Records from a data collection:
══════════════════════════════
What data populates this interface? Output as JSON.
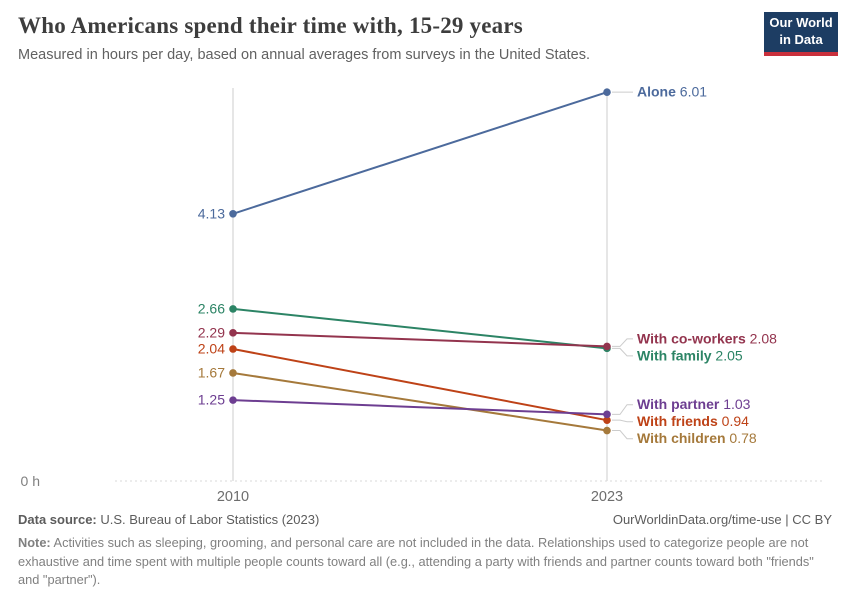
{
  "header": {
    "title": "Who Americans spend their time with, 15-29 years",
    "subtitle": "Measured in hours per day, based on annual averages from surveys in the United States.",
    "logo": {
      "line1": "Our World",
      "line2": "in Data",
      "bg_color": "#1d3d63",
      "accent_color": "#c9303c"
    }
  },
  "chart_data": {
    "type": "line",
    "variant": "slope",
    "x": [
      "2010",
      "2023"
    ],
    "series": [
      {
        "name": "Alone",
        "values": [
          4.13,
          6.01
        ],
        "color": "#4C6A9C"
      },
      {
        "name": "With family",
        "values": [
          2.66,
          2.05
        ],
        "color": "#2C8465"
      },
      {
        "name": "With co-workers",
        "values": [
          2.29,
          2.08
        ],
        "color": "#93344E"
      },
      {
        "name": "With children",
        "values": [
          1.67,
          0.78
        ],
        "color": "#A5793B"
      },
      {
        "name": "With friends",
        "values": [
          2.04,
          0.94
        ],
        "color": "#BE4217"
      },
      {
        "name": "With partner",
        "values": [
          1.25,
          1.03
        ],
        "color": "#6D3E91"
      }
    ],
    "ylim": [
      0,
      6.2
    ],
    "y_zero_label": "0 h",
    "grid": "dashed-zero-line-only",
    "legend_position": "right-inline-labels",
    "axis_colors": {
      "line": "#cdcdcd",
      "zero_dash": "#d9d9d9",
      "tick_text": "#6d6d6d",
      "connector": "#cccccc"
    }
  },
  "footer": {
    "datasource_label": "Data source:",
    "datasource_text": " U.S. Bureau of Labor Statistics (2023)",
    "attribution": "OurWorldinData.org/time-use | CC BY",
    "note_label": "Note:",
    "note_text": " Activities such as sleeping, grooming, and personal care are not included in the data. Relationships used to categorize people are not exhaustive and time spent with multiple people counts toward all (e.g., attending a party with friends and partner counts toward both \"friends\" and \"partner\")."
  }
}
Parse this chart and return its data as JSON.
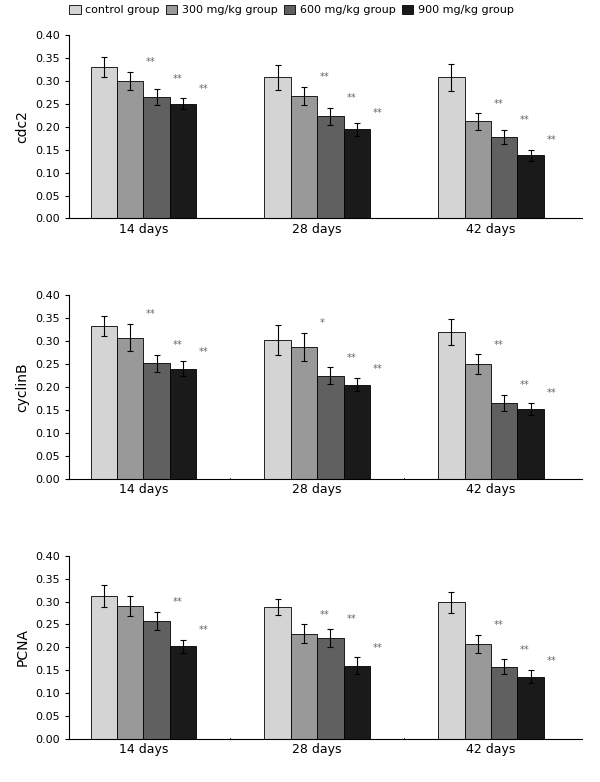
══════════════════════════════
Your copy should match the records word for word, with the pictures removed.

COMPLETE RESPONSE:
What data populates this interface? Output as JSON.
{
  "header": {
    "title": "Who Americans spend their time with, 15-29 years",
    "subtitle": "Measured in hours per day, based on annual averages from surveys in the United States.",
    "logo": {
      "line1": "Our World",
      "line2": "in Data",
      "bg_color": "#1d3d63",
      "accent_color": "#c9303c"
    }
  },
  "chart_data": {
    "type": "line",
    "variant": "slope",
    "x": [
      "2010",
      "2023"
    ],
    "series": [
      {
        "name": "Alone",
        "values": [
          4.13,
          6.01
        ],
        "color": "#4C6A9C"
      },
      {
        "name": "With family",
        "values": [
          2.66,
          2.05
        ],
        "color": "#2C8465"
      },
      {
        "name": "With co-workers",
        "values": [
          2.29,
          2.08
        ],
        "color": "#93344E"
      },
      {
        "name": "With children",
        "values": [
          1.67,
          0.78
        ],
        "color": "#A5793B"
      },
      {
        "name": "With friends",
        "values": [
          2.04,
          0.94
        ],
        "color": "#BE4217"
      },
      {
        "name": "With partner",
        "values": [
          1.25,
          1.03
        ],
        "color": "#6D3E91"
      }
    ],
    "ylim": [
      0,
      6.2
    ],
    "y_zero_label": "0 h",
    "grid": "dashed-zero-line-only",
    "legend_position": "right-inline-labels",
    "axis_colors": {
      "line": "#cdcdcd",
      "zero_dash": "#d9d9d9",
      "tick_text": "#6d6d6d",
      "connector": "#cccccc"
    }
  },
  "footer": {
    "datasource_label": "Data source:",
    "datasource_text": " U.S. Bureau of Labor Statistics (2023)",
    "attribution": "OurWorldinData.org/time-use | CC BY",
    "note_label": "Note:",
    "note_text": " Activities such as sleeping, grooming, and personal care are not included in the data. Relationships used to categorize people are not exhaustive and time spent with multiple people counts toward all (e.g., attending a party with friends and partner counts toward both \"friends\" and \"partner\")."
  }
}
Parse this chart and return its data as JSON.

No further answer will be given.